◆ **Problem to solve**:
Keep every line where the word "Areal" appears; drop the rest.

◆ **Entries supplied**:
####################

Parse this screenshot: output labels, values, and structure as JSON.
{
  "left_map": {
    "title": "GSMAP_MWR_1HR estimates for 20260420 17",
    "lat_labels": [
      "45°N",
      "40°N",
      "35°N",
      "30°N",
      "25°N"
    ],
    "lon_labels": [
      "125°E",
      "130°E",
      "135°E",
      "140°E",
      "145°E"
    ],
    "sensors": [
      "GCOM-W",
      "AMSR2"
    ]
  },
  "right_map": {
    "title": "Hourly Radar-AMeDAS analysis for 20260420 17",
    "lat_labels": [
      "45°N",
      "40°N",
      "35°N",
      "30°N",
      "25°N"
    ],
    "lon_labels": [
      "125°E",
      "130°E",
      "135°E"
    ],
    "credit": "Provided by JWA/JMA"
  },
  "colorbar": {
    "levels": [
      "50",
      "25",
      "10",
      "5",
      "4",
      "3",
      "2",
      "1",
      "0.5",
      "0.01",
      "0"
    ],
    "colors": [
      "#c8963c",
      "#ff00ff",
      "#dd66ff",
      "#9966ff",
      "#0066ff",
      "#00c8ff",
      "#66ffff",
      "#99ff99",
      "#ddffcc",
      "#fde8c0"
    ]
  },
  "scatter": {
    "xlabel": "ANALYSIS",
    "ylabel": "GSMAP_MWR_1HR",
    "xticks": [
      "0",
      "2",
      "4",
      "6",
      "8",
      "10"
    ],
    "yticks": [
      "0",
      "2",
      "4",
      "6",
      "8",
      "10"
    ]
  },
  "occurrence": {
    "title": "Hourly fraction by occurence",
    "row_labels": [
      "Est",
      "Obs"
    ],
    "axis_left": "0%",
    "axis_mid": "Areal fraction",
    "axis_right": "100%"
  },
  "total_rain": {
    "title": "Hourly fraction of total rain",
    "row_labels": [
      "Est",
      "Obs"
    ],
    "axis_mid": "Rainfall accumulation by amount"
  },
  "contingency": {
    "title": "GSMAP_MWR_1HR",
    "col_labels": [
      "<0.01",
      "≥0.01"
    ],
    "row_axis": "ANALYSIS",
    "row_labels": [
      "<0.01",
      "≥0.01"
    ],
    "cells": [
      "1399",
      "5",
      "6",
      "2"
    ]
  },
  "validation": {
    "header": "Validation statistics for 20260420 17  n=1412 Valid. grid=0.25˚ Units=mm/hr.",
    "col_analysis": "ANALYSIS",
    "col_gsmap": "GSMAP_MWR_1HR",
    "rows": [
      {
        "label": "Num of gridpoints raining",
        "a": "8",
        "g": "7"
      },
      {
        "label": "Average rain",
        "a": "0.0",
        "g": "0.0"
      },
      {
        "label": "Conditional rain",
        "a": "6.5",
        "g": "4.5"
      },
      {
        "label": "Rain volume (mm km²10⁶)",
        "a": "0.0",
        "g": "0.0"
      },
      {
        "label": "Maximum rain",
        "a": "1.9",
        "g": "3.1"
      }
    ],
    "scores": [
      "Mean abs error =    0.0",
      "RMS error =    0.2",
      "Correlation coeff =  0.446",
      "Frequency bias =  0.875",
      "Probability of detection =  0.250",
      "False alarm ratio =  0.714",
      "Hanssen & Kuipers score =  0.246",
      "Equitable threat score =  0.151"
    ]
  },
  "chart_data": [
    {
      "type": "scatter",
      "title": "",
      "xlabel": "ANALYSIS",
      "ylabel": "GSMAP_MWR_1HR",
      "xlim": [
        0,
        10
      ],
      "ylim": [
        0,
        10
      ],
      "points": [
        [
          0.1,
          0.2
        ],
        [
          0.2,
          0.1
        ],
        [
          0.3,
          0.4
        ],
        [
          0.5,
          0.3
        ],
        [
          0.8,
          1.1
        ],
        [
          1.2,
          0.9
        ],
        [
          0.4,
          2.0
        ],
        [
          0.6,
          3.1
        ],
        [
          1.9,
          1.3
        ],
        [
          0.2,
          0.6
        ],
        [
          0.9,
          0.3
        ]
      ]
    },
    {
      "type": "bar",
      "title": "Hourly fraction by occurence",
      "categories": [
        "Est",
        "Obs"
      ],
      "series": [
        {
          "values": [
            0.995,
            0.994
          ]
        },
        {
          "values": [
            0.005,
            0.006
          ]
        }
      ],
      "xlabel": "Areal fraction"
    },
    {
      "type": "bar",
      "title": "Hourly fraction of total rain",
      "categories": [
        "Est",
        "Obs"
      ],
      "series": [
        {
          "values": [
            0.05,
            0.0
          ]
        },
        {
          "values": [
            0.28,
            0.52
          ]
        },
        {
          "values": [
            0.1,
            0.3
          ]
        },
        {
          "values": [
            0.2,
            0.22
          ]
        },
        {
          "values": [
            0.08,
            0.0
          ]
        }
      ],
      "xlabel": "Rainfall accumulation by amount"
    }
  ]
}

####################

◆ **Problem solution**:
    "axis_mid": "Areal fraction",
      "xlabel": "Areal fraction"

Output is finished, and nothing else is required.